● INSTRUCTIONS FOR THE TASK
Print the lines of the records word for word, from the line containing "correction-needed-card: Data needs" through the line containing "accuracy-intro: Automated rules-based", and include both of those lines.

BEGIN ROWS

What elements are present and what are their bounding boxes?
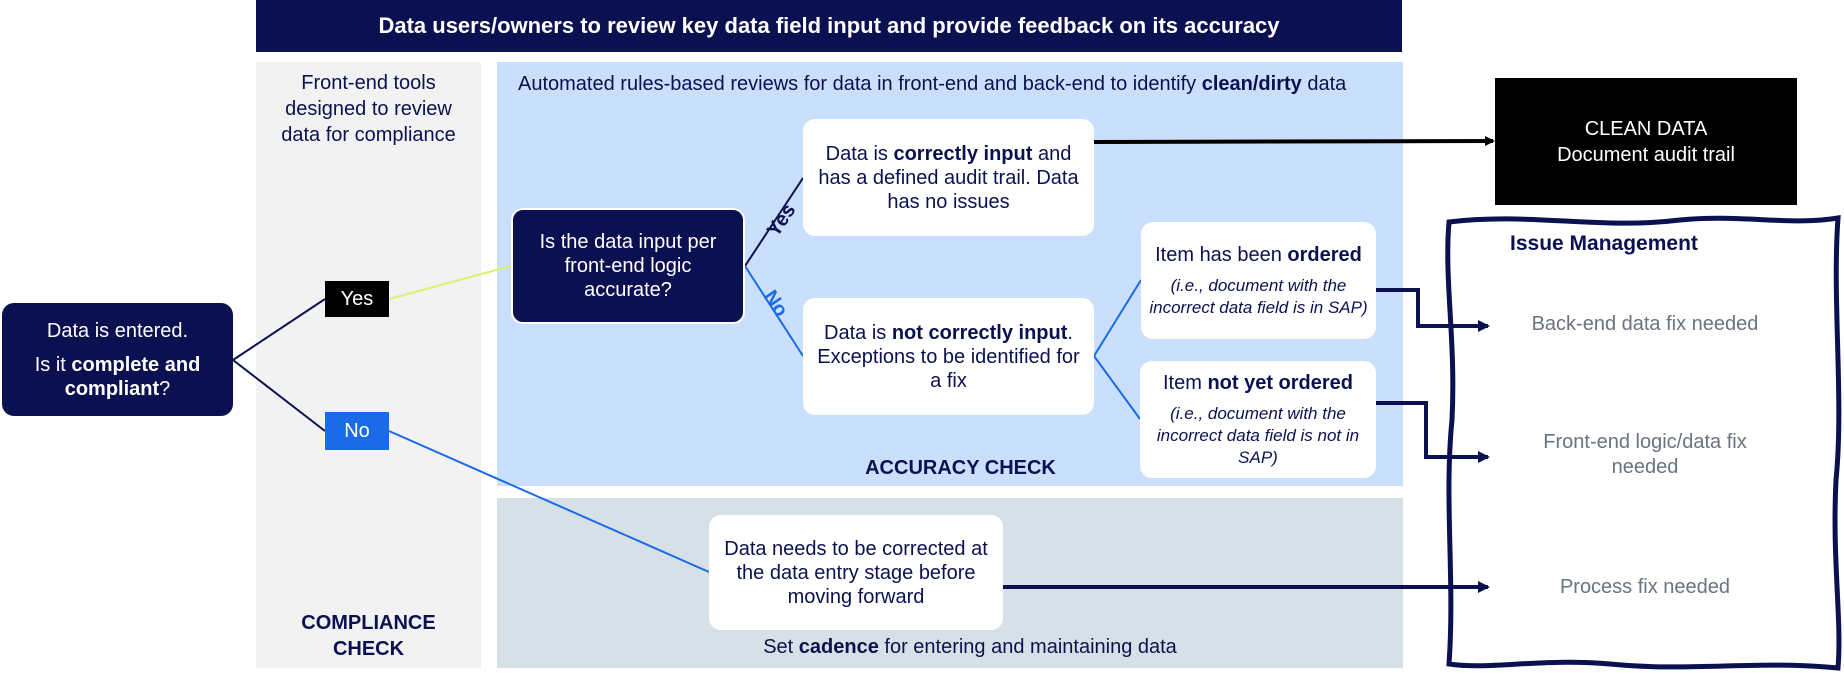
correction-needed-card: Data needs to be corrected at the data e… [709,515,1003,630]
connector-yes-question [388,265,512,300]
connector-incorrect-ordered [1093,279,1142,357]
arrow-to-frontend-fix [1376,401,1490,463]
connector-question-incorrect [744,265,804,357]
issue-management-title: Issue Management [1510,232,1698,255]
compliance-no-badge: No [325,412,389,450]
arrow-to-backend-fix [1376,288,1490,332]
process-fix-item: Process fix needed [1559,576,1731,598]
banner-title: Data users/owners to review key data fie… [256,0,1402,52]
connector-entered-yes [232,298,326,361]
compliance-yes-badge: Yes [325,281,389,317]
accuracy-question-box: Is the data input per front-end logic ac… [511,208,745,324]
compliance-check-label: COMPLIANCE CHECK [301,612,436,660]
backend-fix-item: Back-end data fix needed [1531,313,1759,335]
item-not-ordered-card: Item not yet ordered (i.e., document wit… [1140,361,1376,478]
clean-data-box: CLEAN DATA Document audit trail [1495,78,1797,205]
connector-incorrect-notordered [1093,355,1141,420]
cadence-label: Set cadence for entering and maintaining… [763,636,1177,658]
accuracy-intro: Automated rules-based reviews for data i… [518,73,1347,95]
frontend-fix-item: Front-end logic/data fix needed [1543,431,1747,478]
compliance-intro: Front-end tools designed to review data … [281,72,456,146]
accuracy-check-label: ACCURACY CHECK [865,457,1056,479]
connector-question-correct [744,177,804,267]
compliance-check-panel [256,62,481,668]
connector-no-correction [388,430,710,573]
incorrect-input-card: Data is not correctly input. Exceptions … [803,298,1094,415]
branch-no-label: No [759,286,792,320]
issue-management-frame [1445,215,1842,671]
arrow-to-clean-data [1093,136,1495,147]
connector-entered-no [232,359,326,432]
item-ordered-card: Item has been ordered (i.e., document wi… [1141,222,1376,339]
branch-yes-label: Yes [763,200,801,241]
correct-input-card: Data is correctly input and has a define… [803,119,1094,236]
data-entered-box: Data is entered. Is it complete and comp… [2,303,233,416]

END ROWS
BEGIN ROWS

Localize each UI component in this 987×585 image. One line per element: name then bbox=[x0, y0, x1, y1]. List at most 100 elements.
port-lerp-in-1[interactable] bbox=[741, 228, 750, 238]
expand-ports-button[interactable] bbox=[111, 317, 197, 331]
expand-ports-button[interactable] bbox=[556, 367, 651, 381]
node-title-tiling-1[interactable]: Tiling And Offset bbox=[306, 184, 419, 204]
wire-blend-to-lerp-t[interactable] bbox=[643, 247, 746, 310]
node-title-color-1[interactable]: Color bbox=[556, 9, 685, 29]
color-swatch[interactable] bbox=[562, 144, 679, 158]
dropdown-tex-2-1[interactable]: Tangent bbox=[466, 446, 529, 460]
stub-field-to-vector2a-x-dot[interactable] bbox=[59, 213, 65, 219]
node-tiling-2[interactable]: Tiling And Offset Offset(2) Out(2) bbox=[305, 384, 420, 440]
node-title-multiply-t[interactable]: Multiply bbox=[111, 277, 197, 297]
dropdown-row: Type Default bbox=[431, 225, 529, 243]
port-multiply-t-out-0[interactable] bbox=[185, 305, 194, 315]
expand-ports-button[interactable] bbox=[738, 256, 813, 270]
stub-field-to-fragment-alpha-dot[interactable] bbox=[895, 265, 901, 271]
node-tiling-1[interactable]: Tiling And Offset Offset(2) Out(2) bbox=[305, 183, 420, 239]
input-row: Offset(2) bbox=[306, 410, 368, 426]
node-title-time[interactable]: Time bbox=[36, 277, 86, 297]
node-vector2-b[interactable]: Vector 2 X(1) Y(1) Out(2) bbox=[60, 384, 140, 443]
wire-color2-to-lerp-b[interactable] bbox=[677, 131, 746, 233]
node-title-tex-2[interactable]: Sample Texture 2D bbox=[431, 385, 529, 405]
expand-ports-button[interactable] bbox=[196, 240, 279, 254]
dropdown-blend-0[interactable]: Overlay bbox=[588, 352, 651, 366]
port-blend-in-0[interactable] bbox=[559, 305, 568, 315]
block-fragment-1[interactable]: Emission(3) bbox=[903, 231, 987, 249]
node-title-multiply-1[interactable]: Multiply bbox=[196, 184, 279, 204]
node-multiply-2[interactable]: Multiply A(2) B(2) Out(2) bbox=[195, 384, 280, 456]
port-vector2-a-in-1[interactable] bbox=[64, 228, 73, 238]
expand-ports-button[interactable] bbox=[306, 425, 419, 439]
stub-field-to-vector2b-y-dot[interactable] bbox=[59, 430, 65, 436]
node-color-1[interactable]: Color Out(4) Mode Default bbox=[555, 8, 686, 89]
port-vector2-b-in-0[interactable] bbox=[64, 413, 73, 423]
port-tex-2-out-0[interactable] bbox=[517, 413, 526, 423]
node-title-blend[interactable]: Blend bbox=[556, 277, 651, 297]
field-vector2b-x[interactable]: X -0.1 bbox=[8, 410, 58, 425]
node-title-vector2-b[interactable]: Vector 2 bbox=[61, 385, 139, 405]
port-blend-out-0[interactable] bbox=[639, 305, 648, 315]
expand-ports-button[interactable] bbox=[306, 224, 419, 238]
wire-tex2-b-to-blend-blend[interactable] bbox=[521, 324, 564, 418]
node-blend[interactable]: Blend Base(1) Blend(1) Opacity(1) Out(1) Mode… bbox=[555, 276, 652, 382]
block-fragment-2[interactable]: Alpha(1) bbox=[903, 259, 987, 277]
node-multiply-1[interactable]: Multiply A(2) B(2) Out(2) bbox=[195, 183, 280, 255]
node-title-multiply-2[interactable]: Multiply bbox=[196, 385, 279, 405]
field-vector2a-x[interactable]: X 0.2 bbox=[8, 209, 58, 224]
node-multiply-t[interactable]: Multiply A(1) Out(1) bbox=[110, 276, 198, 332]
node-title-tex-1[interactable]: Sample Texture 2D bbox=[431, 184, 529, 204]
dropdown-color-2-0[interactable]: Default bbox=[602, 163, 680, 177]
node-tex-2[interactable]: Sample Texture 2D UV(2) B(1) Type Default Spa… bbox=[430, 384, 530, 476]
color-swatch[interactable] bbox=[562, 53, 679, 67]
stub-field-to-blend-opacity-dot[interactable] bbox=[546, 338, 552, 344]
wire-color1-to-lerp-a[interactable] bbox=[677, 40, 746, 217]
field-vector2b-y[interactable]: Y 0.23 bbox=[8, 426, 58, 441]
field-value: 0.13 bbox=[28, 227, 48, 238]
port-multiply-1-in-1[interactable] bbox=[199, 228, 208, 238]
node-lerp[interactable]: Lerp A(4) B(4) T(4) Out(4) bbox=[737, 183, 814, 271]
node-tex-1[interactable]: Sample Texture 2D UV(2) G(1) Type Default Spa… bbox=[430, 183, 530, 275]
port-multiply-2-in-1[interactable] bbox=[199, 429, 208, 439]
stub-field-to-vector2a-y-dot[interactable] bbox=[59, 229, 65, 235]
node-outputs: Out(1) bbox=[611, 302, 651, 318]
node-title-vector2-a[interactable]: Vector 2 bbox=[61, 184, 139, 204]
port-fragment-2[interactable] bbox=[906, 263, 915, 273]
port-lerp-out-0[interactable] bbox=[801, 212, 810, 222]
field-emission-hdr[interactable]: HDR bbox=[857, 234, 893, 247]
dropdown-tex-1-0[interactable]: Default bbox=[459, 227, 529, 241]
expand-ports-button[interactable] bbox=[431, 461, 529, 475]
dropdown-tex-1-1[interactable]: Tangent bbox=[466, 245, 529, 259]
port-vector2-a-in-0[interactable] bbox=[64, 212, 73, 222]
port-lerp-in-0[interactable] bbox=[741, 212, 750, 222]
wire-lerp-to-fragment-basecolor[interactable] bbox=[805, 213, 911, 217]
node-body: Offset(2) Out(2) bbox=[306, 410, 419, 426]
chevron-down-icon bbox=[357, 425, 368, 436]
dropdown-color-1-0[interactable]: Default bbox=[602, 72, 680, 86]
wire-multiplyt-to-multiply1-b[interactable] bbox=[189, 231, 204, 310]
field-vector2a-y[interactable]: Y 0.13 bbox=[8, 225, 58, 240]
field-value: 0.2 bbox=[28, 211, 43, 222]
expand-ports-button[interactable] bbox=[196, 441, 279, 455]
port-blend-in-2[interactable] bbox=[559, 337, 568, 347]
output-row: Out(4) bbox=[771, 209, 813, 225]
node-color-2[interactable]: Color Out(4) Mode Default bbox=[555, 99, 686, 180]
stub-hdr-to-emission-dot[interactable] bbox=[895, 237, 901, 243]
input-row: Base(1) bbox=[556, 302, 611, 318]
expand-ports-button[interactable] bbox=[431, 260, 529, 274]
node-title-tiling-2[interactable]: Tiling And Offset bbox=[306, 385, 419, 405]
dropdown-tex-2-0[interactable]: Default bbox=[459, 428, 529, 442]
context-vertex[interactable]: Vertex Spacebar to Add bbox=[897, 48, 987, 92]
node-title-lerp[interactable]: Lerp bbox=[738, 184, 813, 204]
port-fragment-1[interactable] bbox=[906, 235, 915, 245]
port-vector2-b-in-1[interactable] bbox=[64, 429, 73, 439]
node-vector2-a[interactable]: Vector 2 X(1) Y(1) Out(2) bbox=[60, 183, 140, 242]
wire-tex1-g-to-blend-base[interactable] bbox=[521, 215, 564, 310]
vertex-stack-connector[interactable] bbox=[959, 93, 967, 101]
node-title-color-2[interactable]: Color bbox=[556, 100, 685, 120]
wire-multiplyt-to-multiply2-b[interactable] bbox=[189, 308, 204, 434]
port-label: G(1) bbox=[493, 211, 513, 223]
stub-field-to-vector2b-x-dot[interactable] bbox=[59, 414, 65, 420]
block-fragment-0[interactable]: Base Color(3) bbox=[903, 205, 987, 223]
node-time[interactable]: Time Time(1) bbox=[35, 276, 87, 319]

END ROWS

● REPLY
correction-needed-card: Data needs to be corrected at the data e… [709,515,1003,630]
connector-yes-question [388,265,512,300]
connector-incorrect-ordered [1093,279,1142,357]
arrow-to-frontend-fix [1376,401,1490,463]
connector-question-incorrect [744,265,804,357]
issue-management-title: Issue Management [1510,232,1698,255]
compliance-no-badge: No [325,412,389,450]
arrow-to-backend-fix [1376,288,1490,332]
process-fix-item: Process fix needed [1559,576,1731,598]
banner-title: Data users/owners to review key data fie… [256,0,1402,52]
connector-entered-yes [232,298,326,361]
compliance-yes-badge: Yes [325,281,389,317]
accuracy-question-box: Is the data input per front-end logic ac… [511,208,745,324]
compliance-check-label: COMPLIANCE CHECK [301,612,436,660]
backend-fix-item: Back-end data fix needed [1531,313,1759,335]
item-not-ordered-card: Item not yet ordered (i.e., document wit… [1140,361,1376,478]
clean-data-box: CLEAN DATA Document audit trail [1495,78,1797,205]
connector-incorrect-notordered [1093,355,1141,420]
cadence-label: Set cadence for entering and maintaining… [763,636,1177,658]
accuracy-intro: Automated rules-based reviews for data i… [518,73,1347,95]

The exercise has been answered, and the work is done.